## Task set
a – According to the Lenny's coffee review thread below, where does Lenny work?
b – Write out the passage of the Lenny's coffee review thread between "Don’t you just" and "this excellent coffee!", inclusive.

## Text block
# Lenny's - Juice Review



## Hooked (20/5/21)

​
*LENNY’S COFFEE
(LOCAL)*

*Flavour Description: *
“Coffee like “Oom Japie” use to make it. Strong, bold and served in an enamel cup.”

*VG/PG:* Unstated
*Nic*: 6mg

*My comments: *

Don’t you just love the humour on the label: “Eish”, “Lekker” and “Moer Koffie”? That made my day before I even opened the bottle!

When I started vaping it ... WOW! WOW! WOW! Lenny’s is one of the best coffees I’ve vaped!

It is indeed a strong, bold, coffee. The robust flavour comes through immediately – no hiding in the corner for this one. One can almost taste the coffee beans. There is an undertone of another flavour – a slightly nutty flavour. It has very little sweetness, but neither is it bitter.

Lenny’s is a brilliant wake-‘n-vape – and it keeps you going throughout the day too!

And just who is Lenny? I was curious, so I contacted Capital Vapes BoogaBooga, from whom I had bought the coffee. It turns out that Lenny works there.

Kudos to you, Lenny @Eequinox, for this excellent coffee!

View attachment 230198


*Would I buy this juice again:* Without hesitation!

​
Mod: Eleaf iJust3
Coil: Smok 0.15ohm
Watts: 80W

*Coffee Review #184*

Reactions: Winner 5 | Thanks 2 | Informative 1


----------



## Hooked (20/5/21)

@zadiac Since you like a strong coffee, try this one!!

Reactions: Like 2 | Thanks 2


----------



## zadiac (20/5/21)

Hooked said:


> @zadiac Since you like a strong coffee, try this one!!



Thanks. Will do so!

Reactions: Thanks 1


----------



## Eequinox (20/5/21)

Hooked said:


> View attachment 230192
> 
> 
> View attachment 230194
> ...


@Hooked Hi there

This is quite the surprise where do i start ....I am over the moon that someone enjoys my coffee and thank you for choosing my Coffee to be reviewed

I haven't been active here for a very long time but back in the day this forum was like a second home and an absolute wealth of information
Vaping is my passion and this review has been a cherry on top for me

This is a juice that is very close to my heart it has taken a quite a while to get it how i like it


Hooked said:


> View attachment 230192
> 
> 
> View attachment 230194
> ...

## Data segment
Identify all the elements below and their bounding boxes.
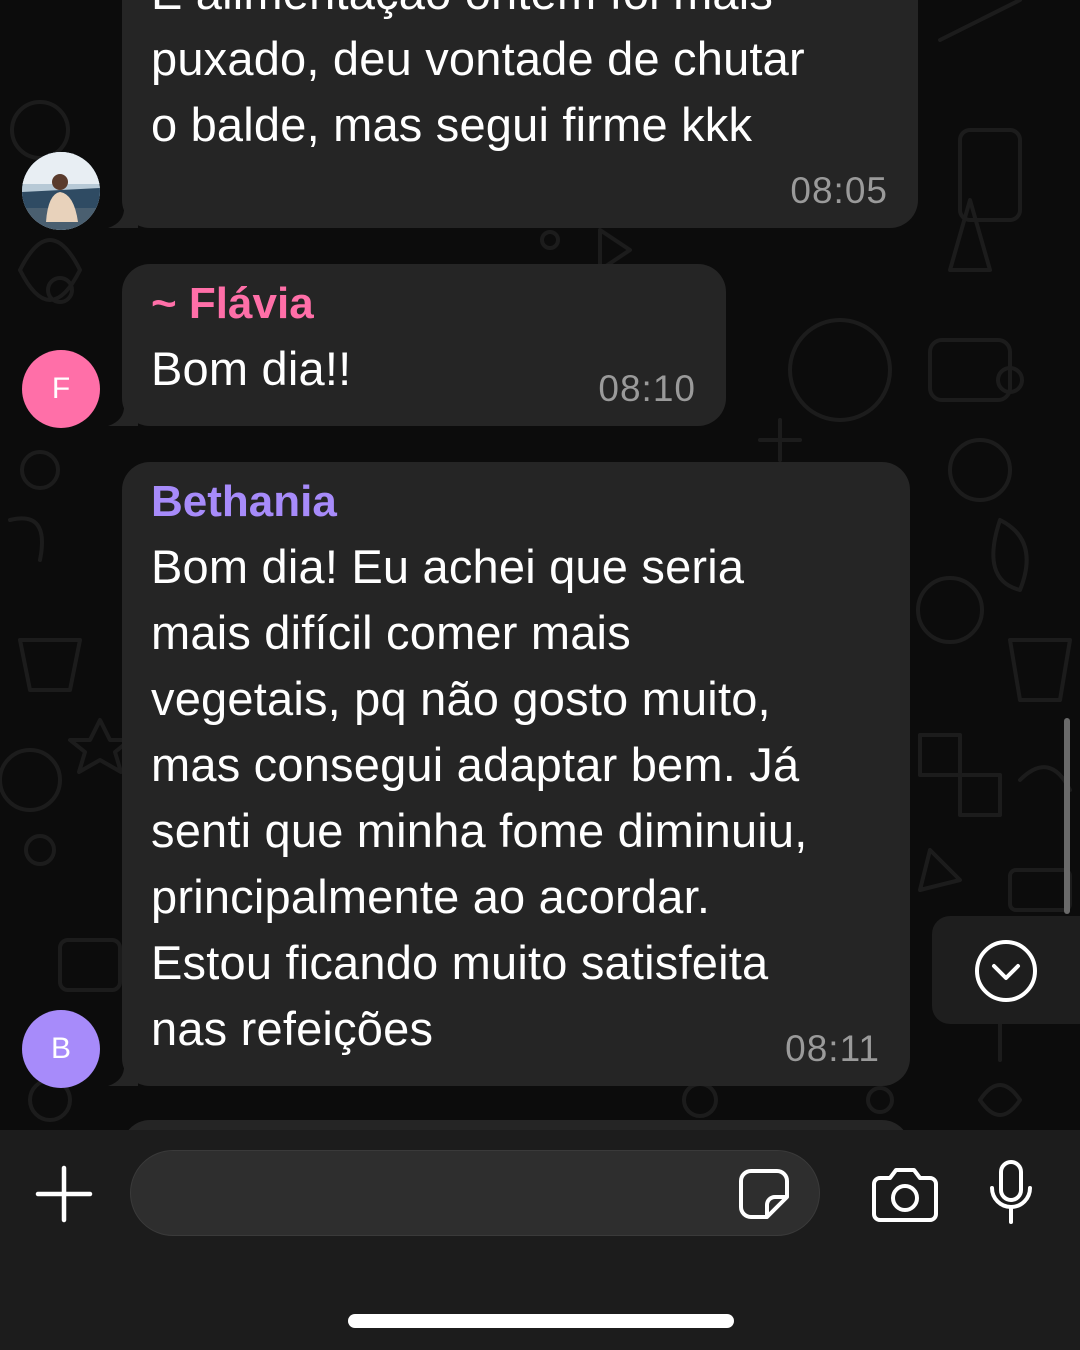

## Full answers
a – Lenny works at Capital Vapes BoogaBooga.

b –
Don’t you just love the humour on the label: “Eish”, “Lekker” and “Moer Koffie”? That made my day before I even opened the bottle!

When I started vaping it ... WOW! WOW! WOW! Lenny’s is one of the best coffees I’ve vaped!

It is indeed a strong, bold, coffee. The robust flavour comes through immediately – no hiding in the corner for this one. One can almost taste the coffee beans. There is an undertone of another flavour – a slightly nutty flavour. It has very little sweetness, but neither is it bitter.

Lenny’s is a brilliant wake-‘n-vape – and it keeps you going throughout the day too!

And just who is Lenny? I was curious, so I contacted Capital Vapes BoogaBooga, from whom I had bought the coffee. It turns out that Lenny works there.

Kudos to you, Lenny @Eequinox, for this excellent coffee!